[Document transcript data]
-------------------------

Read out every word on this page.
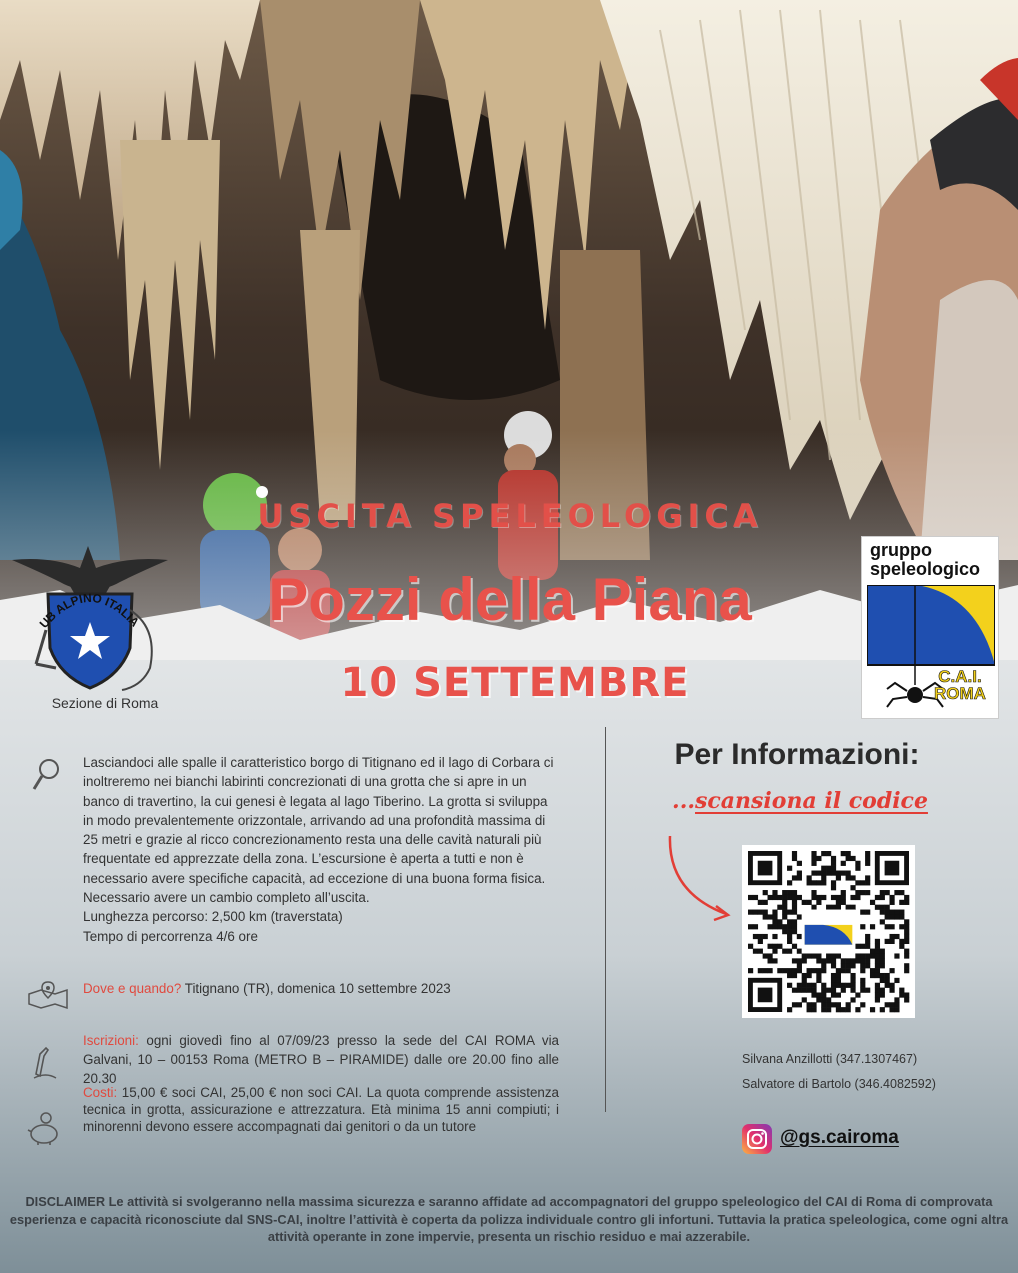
USCITA SPELEOLOGICA
Pozzi della Piana
10 SETTEMBRE
UB ALPINO ITALIA
Sezione di Roma
gruppo speleologico
C.A.I.
ROMA

Lasciandoci alle spalle il caratteristico borgo di Titignano ed il lago di Corbara ci inoltreremo nei bianchi labirinti concrezionati di una grotta che si apre in un banco di travertino, la cui genesi è legata al lago Tiberino. La grotta si sviluppa in modo prevalentemente orizzontale, arrivando ad una profondità massima di 25 metri e grazie al ricco concrezionamento resta una delle cavità naturali più frequentate ed apprezzate della zona. L’escursione è aperta a tutti e non è necessario avere specifiche capacità, ad eccezione di una buona forma fisica. Necessario avere un cambio completo all’uscita.

Lunghezza percorso: 2,500 km (traverstata)

Tempo di percorrenza 4/6 ore

Dove e quando? Titignano (TR), domenica 10 settembre 2023
Iscrizioni: ogni giovedì fino al 07/09/23 presso la sede del CAI ROMA via Galvani, 10 – 00153 Roma (METRO B – PIRAMIDE) dalle ore 20.00 fino alle 20.30
Costi: 15,00 € soci CAI, 25,00 € non soci CAI. La quota comprende assistenza tecnica in grotta, assicurazione e attrezzatura. Età minima 15 anni compiuti; i minorenni devono essere accompagnati dai genitori o da un tutore
Per Informazioni:
...scansiona il codice
Silvana Anzillotti (347.1307467)
Salvatore di Bartolo (346.4082592)
@gs.cairoma
DISCLAIMER Le attività si svolgeranno nella massima sicurezza e saranno affidate ad accompagnatori del gruppo speleologico del CAI di Roma di comprovata esperienza e capacità riconosciute dal SNS-CAI, inoltre l’attività è coperta da polizza individuale contro gli infortuni. Tuttavia la pratica speleologica, come ogni altra attività operante in zone impervie, presenta un rischio residuo e mai azzerabile.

-------------------------

> ACTIVITY: Each entry must be set down word for word; no image may be carried over.

> EXERCISE ANSWER:
Read out every word on this page.
USCITA SPELEOLOGICA
Pozzi della Piana
10 SETTEMBRE
UB ALPINO ITALIA
Sezione di Roma
gruppo speleologico
C.A.I.
ROMA

Lasciandoci alle spalle il caratteristico borgo di Titignano ed il lago di Corbara ci inoltreremo nei bianchi labirinti concrezionati di una grotta che si apre in un banco di travertino, la cui genesi è legata al lago Tiberino. La grotta si sviluppa in modo prevalentemente orizzontale, arrivando ad una profondità massima di 25 metri e grazie al ricco concrezionamento resta una delle cavità naturali più frequentate ed apprezzate della zona. L’escursione è aperta a tutti e non è necessario avere specifiche capacità, ad eccezione di una buona forma fisica. Necessario avere un cambio completo all’uscita.

Lunghezza percorso: 2,500 km (traverstata)

Tempo di percorrenza 4/6 ore

Dove e quando? Titignano (TR), domenica 10 settembre 2023
Iscrizioni: ogni giovedì fino al 07/09/23 presso la sede del CAI ROMA via Galvani, 10 – 00153 Roma (METRO B – PIRAMIDE) dalle ore 20.00 fino alle 20.30
Costi: 15,00 € soci CAI, 25,00 € non soci CAI. La quota comprende assistenza tecnica in grotta, assicurazione e attrezzatura. Età minima 15 anni compiuti; i minorenni devono essere accompagnati dai genitori o da un tutore
Per Informazioni:
...scansiona il codice
Silvana Anzillotti (347.1307467)
Salvatore di Bartolo (346.4082592)
@gs.cairoma
DISCLAIMER Le attività si svolgeranno nella massima sicurezza e saranno affidate ad accompagnatori del gruppo speleologico del CAI di Roma di comprovata esperienza e capacità riconosciute dal SNS-CAI, inoltre l’attività è coperta da polizza individuale contro gli infortuni. Tuttavia la pratica speleologica, come ogni altra attività operante in zone impervie, presenta un rischio residuo e mai azzerabile.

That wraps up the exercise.